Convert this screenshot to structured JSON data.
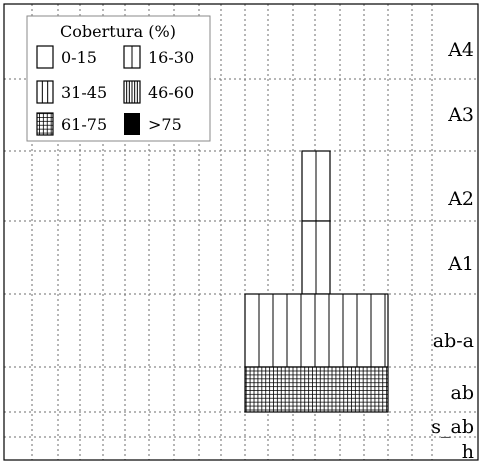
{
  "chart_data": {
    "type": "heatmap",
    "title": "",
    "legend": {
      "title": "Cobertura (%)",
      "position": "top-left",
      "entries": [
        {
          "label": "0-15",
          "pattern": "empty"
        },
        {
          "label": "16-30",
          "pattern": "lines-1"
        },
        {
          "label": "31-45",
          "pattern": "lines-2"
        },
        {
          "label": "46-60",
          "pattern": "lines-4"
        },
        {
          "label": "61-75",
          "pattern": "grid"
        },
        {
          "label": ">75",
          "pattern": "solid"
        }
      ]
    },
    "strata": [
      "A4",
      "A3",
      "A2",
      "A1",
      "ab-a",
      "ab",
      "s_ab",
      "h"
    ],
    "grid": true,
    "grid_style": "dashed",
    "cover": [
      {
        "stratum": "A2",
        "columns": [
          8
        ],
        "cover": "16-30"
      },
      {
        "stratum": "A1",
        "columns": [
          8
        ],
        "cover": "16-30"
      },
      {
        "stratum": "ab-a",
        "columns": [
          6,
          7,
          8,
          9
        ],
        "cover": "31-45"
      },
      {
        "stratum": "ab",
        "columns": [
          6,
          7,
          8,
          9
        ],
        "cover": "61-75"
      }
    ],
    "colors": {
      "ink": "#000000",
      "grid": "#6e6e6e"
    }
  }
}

# # # # #

**INSTRUCTIONS TO FOLLOW**
Reproduce the entries above exactly. Do not include the images.

**RESPONSE TO THE TASK**
Convert this screenshot to structured JSON data.
{
  "chart_data": {
    "type": "heatmap",
    "title": "",
    "legend": {
      "title": "Cobertura (%)",
      "position": "top-left",
      "entries": [
        {
          "label": "0-15",
          "pattern": "empty"
        },
        {
          "label": "16-30",
          "pattern": "lines-1"
        },
        {
          "label": "31-45",
          "pattern": "lines-2"
        },
        {
          "label": "46-60",
          "pattern": "lines-4"
        },
        {
          "label": "61-75",
          "pattern": "grid"
        },
        {
          "label": ">75",
          "pattern": "solid"
        }
      ]
    },
    "strata": [
      "A4",
      "A3",
      "A2",
      "A1",
      "ab-a",
      "ab",
      "s_ab",
      "h"
    ],
    "grid": true,
    "grid_style": "dashed",
    "cover": [
      {
        "stratum": "A2",
        "columns": [
          8
        ],
        "cover": "16-30"
      },
      {
        "stratum": "A1",
        "columns": [
          8
        ],
        "cover": "16-30"
      },
      {
        "stratum": "ab-a",
        "columns": [
          6,
          7,
          8,
          9
        ],
        "cover": "31-45"
      },
      {
        "stratum": "ab",
        "columns": [
          6,
          7,
          8,
          9
        ],
        "cover": "61-75"
      }
    ],
    "colors": {
      "ink": "#000000",
      "grid": "#6e6e6e"
    }
  }
}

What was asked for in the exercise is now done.